Output the lines that follow exactly as they are.

=== Records for this exercise ===

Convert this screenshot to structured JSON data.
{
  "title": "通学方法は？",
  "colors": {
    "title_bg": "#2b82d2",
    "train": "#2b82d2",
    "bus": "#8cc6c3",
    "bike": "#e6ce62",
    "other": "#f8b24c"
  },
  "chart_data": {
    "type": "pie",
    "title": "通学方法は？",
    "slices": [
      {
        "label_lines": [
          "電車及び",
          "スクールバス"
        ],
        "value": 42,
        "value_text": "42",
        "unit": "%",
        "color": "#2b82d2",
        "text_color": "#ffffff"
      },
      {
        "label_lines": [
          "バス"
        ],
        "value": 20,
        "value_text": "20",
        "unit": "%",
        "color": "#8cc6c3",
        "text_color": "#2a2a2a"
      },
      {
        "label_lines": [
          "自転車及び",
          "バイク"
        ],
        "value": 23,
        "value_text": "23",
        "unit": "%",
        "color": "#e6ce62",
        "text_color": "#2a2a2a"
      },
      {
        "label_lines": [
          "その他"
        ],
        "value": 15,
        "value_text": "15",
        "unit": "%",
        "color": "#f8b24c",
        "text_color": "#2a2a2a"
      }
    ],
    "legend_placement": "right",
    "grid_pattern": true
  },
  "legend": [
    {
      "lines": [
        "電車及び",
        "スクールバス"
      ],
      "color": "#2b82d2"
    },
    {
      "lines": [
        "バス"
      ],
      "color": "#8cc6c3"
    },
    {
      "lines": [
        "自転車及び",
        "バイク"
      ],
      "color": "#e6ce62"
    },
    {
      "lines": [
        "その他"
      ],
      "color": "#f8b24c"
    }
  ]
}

===

Output of the exercise:
Convert this screenshot to structured JSON data.
{
  "title": "通学方法は？",
  "colors": {
    "title_bg": "#2b82d2",
    "train": "#2b82d2",
    "bus": "#8cc6c3",
    "bike": "#e6ce62",
    "other": "#f8b24c"
  },
  "chart_data": {
    "type": "pie",
    "title": "通学方法は？",
    "slices": [
      {
        "label_lines": [
          "電車及び",
          "スクールバス"
        ],
        "value": 42,
        "value_text": "42",
        "unit": "%",
        "color": "#2b82d2",
        "text_color": "#ffffff"
      },
      {
        "label_lines": [
          "バス"
        ],
        "value": 20,
        "value_text": "20",
        "unit": "%",
        "color": "#8cc6c3",
        "text_color": "#2a2a2a"
      },
      {
        "label_lines": [
          "自転車及び",
          "バイク"
        ],
        "value": 23,
        "value_text": "23",
        "unit": "%",
        "color": "#e6ce62",
        "text_color": "#2a2a2a"
      },
      {
        "label_lines": [
          "その他"
        ],
        "value": 15,
        "value_text": "15",
        "unit": "%",
        "color": "#f8b24c",
        "text_color": "#2a2a2a"
      }
    ],
    "legend_placement": "right",
    "grid_pattern": true
  },
  "legend": [
    {
      "lines": [
        "電車及び",
        "スクールバス"
      ],
      "color": "#2b82d2"
    },
    {
      "lines": [
        "バス"
      ],
      "color": "#8cc6c3"
    },
    {
      "lines": [
        "自転車及び",
        "バイク"
      ],
      "color": "#e6ce62"
    },
    {
      "lines": [
        "その他"
      ],
      "color": "#f8b24c"
    }
  ]
}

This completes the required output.